REQUIREMENTS - Edit the material below so that each occurrence of "interactable" becomes "clickable", leaving every other character unchanged.

SUPPLIED MATERIAL -
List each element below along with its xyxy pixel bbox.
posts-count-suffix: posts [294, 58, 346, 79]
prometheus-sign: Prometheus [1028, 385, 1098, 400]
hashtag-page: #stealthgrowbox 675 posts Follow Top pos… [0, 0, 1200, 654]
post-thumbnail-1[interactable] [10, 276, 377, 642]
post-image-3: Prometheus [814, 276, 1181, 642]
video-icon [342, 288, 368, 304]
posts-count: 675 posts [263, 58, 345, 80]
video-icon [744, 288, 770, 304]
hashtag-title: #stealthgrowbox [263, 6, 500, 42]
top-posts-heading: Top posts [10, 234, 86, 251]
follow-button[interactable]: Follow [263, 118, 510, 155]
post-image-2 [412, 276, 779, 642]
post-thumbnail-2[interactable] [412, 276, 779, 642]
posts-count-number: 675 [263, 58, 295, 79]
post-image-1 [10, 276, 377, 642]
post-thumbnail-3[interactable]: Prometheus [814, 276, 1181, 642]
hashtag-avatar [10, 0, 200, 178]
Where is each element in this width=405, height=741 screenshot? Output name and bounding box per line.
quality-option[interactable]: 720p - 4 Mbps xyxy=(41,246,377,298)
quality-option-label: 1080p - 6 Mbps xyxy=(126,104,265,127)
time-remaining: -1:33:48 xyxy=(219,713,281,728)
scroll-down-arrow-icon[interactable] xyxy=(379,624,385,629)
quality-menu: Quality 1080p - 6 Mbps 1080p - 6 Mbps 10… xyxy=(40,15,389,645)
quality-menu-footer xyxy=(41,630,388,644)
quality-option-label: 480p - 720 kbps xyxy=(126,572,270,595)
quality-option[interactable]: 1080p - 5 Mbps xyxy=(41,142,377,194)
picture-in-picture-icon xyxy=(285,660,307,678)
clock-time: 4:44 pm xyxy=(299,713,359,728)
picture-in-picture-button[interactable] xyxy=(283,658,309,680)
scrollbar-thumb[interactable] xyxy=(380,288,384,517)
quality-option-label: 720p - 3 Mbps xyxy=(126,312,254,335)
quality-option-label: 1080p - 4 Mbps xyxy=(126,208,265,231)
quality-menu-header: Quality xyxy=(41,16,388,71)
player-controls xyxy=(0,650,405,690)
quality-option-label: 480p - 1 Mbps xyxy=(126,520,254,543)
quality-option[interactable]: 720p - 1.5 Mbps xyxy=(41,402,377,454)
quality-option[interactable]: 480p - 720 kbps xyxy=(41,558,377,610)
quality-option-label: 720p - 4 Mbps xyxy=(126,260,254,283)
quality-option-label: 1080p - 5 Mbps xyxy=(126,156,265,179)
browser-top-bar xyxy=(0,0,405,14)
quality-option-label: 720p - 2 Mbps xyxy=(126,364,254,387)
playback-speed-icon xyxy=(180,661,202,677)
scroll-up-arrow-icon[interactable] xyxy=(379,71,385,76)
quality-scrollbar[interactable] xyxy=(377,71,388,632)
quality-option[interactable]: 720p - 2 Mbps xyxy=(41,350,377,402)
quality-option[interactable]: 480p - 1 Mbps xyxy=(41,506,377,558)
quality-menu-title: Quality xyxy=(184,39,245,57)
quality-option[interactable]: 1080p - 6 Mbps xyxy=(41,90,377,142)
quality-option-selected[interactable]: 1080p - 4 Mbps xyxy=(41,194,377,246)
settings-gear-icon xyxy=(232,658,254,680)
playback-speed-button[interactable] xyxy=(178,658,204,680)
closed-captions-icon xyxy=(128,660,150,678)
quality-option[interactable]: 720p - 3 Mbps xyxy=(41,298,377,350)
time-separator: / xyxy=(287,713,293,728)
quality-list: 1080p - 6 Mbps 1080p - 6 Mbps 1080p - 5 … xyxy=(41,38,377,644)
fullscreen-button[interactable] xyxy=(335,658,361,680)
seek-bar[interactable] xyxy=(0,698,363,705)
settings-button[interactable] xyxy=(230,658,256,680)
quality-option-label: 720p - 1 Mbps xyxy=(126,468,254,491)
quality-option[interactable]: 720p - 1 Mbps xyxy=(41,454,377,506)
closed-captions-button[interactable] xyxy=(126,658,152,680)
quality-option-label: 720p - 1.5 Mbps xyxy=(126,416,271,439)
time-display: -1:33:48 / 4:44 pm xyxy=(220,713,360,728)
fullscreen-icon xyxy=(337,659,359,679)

EXPECTED ANSWER -
List each element below along with its xyxy pixel bbox.
posts-count-suffix: posts [294, 58, 346, 79]
prometheus-sign: Prometheus [1028, 385, 1098, 400]
hashtag-page: #stealthgrowbox 675 posts Follow Top pos… [0, 0, 1200, 654]
post-thumbnail-1[clickable] [10, 276, 377, 642]
post-image-3: Prometheus [814, 276, 1181, 642]
video-icon [342, 288, 368, 304]
posts-count: 675 posts [263, 58, 345, 80]
video-icon [744, 288, 770, 304]
hashtag-title: #stealthgrowbox [263, 6, 500, 42]
top-posts-heading: Top posts [10, 234, 86, 251]
follow-button[clickable]: Follow [263, 118, 510, 155]
post-image-2 [412, 276, 779, 642]
post-thumbnail-2[clickable] [412, 276, 779, 642]
posts-count-number: 675 [263, 58, 295, 79]
post-image-1 [10, 276, 377, 642]
post-thumbnail-3[clickable]: Prometheus [814, 276, 1181, 642]
hashtag-avatar [10, 0, 200, 178]
Where is each element in this width=405, height=741 screenshot? Output name and bounding box per line.
quality-option[clickable]: 720p - 4 Mbps xyxy=(41,246,377,298)
quality-option-label: 1080p - 6 Mbps xyxy=(126,104,265,127)
time-remaining: -1:33:48 xyxy=(219,713,281,728)
scroll-down-arrow-icon[clickable] xyxy=(379,624,385,629)
quality-menu: Quality 1080p - 6 Mbps 1080p - 6 Mbps 10… xyxy=(40,15,389,645)
quality-menu-footer xyxy=(41,630,388,644)
quality-option-label: 480p - 720 kbps xyxy=(126,572,270,595)
quality-option[clickable]: 1080p - 5 Mbps xyxy=(41,142,377,194)
picture-in-picture-icon xyxy=(285,660,307,678)
clock-time: 4:44 pm xyxy=(299,713,359,728)
picture-in-picture-button[clickable] xyxy=(283,658,309,680)
scrollbar-thumb[clickable] xyxy=(380,288,384,517)
quality-option-label: 720p - 3 Mbps xyxy=(126,312,254,335)
quality-option-label: 1080p - 4 Mbps xyxy=(126,208,265,231)
quality-menu-header: Quality xyxy=(41,16,388,71)
player-controls xyxy=(0,650,405,690)
quality-option-label: 480p - 1 Mbps xyxy=(126,520,254,543)
quality-option[clickable]: 720p - 1.5 Mbps xyxy=(41,402,377,454)
quality-option[clickable]: 480p - 720 kbps xyxy=(41,558,377,610)
quality-option-label: 720p - 4 Mbps xyxy=(126,260,254,283)
quality-option-label: 1080p - 5 Mbps xyxy=(126,156,265,179)
browser-top-bar xyxy=(0,0,405,14)
quality-option-label: 720p - 2 Mbps xyxy=(126,364,254,387)
playback-speed-icon xyxy=(180,661,202,677)
scroll-up-arrow-icon[clickable] xyxy=(379,71,385,76)
quality-scrollbar[clickable] xyxy=(377,71,388,632)
quality-option[clickable]: 720p - 2 Mbps xyxy=(41,350,377,402)
quality-option[clickable]: 480p - 1 Mbps xyxy=(41,506,377,558)
quality-menu-title: Quality xyxy=(184,39,245,57)
quality-option[clickable]: 1080p - 6 Mbps xyxy=(41,90,377,142)
quality-option-selected[clickable]: 1080p - 4 Mbps xyxy=(41,194,377,246)
settings-gear-icon xyxy=(232,658,254,680)
playback-speed-button[clickable] xyxy=(178,658,204,680)
closed-captions-icon xyxy=(128,660,150,678)
quality-option[clickable]: 720p - 3 Mbps xyxy=(41,298,377,350)
time-separator: / xyxy=(287,713,293,728)
quality-list: 1080p - 6 Mbps 1080p - 6 Mbps 1080p - 5 … xyxy=(41,38,377,644)
fullscreen-button[clickable] xyxy=(335,658,361,680)
seek-bar[clickable] xyxy=(0,698,363,705)
settings-button[clickable] xyxy=(230,658,256,680)
quality-option-label: 720p - 1 Mbps xyxy=(126,468,254,491)
quality-option[clickable]: 720p - 1 Mbps xyxy=(41,454,377,506)
closed-captions-button[clickable] xyxy=(126,658,152,680)
quality-option-label: 720p - 1.5 Mbps xyxy=(126,416,271,439)
time-display: -1:33:48 / 4:44 pm xyxy=(220,713,360,728)
fullscreen-icon xyxy=(337,659,359,679)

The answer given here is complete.